### [Aim of the task]
Some lines in the material below hold the word "cocoa". Copy all of them.

### [Dataset excerpts]
================================
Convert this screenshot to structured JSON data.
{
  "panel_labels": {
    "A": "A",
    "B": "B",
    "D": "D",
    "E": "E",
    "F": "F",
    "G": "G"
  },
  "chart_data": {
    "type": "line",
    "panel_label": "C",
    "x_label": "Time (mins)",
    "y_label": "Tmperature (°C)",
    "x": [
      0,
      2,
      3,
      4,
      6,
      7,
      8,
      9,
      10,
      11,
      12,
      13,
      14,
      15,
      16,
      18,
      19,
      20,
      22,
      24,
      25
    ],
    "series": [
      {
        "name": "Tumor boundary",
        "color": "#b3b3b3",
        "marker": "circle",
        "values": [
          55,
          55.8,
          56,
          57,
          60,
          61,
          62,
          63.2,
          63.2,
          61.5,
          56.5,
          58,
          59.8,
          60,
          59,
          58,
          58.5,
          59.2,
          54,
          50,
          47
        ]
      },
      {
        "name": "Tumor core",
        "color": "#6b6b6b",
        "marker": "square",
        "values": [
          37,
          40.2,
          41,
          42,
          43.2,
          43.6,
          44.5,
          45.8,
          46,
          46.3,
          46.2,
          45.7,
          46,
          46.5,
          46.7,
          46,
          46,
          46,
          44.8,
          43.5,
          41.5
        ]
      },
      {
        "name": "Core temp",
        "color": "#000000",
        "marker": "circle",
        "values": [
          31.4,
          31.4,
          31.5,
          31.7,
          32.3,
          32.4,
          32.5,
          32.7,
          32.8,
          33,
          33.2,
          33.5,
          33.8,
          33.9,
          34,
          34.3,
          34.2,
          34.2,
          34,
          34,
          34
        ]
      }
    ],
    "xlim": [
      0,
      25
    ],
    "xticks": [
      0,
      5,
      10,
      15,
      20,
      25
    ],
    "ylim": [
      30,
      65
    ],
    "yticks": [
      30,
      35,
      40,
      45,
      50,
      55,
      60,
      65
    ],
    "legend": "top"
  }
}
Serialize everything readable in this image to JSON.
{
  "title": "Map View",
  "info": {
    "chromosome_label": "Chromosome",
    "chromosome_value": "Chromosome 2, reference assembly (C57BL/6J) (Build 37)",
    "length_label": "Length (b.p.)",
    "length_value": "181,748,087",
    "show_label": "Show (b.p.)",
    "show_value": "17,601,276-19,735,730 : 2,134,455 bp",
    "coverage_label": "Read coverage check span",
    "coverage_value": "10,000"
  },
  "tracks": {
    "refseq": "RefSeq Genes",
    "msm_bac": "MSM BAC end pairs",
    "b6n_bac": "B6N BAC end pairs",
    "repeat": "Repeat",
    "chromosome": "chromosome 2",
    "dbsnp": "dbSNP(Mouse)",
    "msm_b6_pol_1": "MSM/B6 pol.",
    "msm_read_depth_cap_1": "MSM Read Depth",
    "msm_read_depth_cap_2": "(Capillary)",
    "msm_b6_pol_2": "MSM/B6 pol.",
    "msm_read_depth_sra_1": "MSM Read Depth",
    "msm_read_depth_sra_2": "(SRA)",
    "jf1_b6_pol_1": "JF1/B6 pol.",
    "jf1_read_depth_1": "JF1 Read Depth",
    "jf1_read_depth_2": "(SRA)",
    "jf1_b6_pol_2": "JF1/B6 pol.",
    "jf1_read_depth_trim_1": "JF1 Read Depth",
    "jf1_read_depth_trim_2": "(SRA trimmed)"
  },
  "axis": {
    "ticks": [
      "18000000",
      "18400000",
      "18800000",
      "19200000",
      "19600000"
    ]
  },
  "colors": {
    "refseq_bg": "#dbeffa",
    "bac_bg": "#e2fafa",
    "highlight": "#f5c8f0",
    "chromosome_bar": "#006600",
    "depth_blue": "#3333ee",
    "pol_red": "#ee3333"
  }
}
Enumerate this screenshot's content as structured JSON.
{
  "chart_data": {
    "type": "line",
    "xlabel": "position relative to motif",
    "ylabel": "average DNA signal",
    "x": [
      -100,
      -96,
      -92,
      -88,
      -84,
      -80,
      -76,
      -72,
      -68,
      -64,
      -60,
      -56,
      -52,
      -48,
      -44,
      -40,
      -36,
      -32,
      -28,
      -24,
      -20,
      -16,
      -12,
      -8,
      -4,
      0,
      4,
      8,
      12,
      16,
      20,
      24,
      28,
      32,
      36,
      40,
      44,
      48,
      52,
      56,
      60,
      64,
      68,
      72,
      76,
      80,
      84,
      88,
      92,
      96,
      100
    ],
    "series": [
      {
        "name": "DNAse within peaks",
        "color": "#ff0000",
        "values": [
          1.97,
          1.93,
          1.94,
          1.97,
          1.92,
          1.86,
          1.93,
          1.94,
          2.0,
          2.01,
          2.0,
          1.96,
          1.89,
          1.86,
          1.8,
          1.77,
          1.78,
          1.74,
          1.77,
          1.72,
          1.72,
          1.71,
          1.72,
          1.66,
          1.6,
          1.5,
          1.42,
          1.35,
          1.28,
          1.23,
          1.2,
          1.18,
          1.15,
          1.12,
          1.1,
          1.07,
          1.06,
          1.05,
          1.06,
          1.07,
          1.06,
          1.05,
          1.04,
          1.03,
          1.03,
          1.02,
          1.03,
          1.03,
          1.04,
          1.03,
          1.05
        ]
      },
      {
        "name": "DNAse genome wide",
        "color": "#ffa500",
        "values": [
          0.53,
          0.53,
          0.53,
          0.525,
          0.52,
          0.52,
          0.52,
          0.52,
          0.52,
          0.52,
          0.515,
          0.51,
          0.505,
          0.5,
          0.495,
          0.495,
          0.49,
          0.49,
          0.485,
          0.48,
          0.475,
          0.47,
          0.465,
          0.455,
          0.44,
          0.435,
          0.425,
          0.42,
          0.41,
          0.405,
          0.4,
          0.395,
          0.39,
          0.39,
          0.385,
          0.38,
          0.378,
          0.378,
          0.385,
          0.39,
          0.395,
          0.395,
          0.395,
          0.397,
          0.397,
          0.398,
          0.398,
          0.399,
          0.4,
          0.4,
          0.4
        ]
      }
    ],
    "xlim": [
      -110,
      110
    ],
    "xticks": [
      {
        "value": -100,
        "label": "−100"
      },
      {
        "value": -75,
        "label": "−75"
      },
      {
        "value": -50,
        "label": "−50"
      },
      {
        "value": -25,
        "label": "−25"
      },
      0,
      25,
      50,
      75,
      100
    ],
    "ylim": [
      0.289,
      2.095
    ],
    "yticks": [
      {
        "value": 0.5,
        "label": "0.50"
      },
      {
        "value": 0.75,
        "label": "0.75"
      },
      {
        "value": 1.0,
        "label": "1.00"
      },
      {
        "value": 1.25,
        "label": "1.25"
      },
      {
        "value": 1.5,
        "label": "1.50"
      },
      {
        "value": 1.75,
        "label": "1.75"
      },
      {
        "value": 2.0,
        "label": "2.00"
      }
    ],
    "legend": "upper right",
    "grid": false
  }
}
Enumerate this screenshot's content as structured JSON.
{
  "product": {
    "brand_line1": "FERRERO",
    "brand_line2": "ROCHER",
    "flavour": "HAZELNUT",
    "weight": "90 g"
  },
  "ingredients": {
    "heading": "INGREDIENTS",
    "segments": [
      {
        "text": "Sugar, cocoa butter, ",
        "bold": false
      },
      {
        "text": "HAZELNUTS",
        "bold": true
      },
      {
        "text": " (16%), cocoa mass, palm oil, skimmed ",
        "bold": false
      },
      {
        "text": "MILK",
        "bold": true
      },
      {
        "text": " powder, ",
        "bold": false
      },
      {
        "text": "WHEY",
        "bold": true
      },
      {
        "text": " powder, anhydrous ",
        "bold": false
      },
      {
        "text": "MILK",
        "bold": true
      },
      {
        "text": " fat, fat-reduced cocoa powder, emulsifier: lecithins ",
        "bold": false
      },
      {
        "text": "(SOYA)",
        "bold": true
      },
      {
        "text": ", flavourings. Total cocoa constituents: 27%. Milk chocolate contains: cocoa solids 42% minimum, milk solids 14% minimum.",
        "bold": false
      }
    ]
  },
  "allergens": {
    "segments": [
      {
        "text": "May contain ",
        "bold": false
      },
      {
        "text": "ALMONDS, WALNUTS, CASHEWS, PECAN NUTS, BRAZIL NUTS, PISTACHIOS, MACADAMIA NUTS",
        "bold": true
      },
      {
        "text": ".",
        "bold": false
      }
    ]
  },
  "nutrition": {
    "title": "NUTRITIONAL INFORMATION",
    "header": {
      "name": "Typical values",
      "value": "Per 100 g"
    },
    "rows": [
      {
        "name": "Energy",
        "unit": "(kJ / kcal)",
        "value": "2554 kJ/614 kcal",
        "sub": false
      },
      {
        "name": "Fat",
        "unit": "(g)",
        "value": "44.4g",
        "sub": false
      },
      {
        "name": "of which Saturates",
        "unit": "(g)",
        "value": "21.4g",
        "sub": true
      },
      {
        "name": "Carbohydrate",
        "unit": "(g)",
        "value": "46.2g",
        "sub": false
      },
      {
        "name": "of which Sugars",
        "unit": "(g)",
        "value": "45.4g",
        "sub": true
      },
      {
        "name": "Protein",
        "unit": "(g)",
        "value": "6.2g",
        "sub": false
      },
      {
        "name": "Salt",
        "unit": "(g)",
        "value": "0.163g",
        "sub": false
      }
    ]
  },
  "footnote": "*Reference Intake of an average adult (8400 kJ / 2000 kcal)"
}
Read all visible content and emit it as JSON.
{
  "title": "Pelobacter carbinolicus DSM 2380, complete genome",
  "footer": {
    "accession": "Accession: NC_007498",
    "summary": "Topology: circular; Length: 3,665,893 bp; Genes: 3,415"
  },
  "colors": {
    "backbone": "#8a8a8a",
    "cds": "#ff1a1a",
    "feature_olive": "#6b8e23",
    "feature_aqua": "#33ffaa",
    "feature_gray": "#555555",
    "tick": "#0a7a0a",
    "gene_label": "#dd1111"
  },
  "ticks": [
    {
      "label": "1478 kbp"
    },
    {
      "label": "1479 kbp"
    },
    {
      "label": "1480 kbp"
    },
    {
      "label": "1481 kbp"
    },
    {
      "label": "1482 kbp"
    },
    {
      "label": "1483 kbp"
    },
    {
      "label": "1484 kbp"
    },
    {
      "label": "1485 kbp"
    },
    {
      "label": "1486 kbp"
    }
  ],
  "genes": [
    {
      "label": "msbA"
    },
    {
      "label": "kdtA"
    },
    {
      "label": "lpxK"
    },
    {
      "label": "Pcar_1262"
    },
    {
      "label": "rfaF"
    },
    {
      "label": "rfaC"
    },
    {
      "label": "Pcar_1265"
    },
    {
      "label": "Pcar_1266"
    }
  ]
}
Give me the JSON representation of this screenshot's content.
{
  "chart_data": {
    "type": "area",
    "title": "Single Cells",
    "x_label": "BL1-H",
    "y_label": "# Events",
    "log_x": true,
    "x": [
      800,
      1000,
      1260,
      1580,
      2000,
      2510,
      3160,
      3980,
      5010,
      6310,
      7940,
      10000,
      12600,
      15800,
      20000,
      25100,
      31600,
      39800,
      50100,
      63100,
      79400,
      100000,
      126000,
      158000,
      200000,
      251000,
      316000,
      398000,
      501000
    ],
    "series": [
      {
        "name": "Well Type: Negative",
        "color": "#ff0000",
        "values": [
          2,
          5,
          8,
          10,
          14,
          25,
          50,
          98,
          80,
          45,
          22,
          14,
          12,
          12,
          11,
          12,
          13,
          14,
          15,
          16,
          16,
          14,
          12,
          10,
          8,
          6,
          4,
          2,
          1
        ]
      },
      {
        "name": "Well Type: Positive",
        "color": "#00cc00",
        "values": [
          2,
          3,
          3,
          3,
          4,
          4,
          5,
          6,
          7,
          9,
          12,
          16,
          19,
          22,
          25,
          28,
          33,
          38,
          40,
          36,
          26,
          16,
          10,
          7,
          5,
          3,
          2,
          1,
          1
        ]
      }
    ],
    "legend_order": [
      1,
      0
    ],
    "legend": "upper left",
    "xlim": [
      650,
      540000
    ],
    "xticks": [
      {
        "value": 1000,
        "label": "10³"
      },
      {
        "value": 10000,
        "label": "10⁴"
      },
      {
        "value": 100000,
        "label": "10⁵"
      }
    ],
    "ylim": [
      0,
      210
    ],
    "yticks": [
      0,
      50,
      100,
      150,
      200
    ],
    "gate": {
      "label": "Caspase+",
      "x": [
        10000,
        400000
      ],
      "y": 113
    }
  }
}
================================
### [Response to the exercise]
        "text": "Sugar, cocoa butter, ",
        "text": " (16%), cocoa mass, palm oil, skimmed ",
        "text": " fat, fat-reduced cocoa powder, emulsifier: lecithins ",
        "text": ", flavourings. Total cocoa constituents: 27%. Milk chocolate contains: cocoa solids 42% minimum, milk solids 14% minimum.",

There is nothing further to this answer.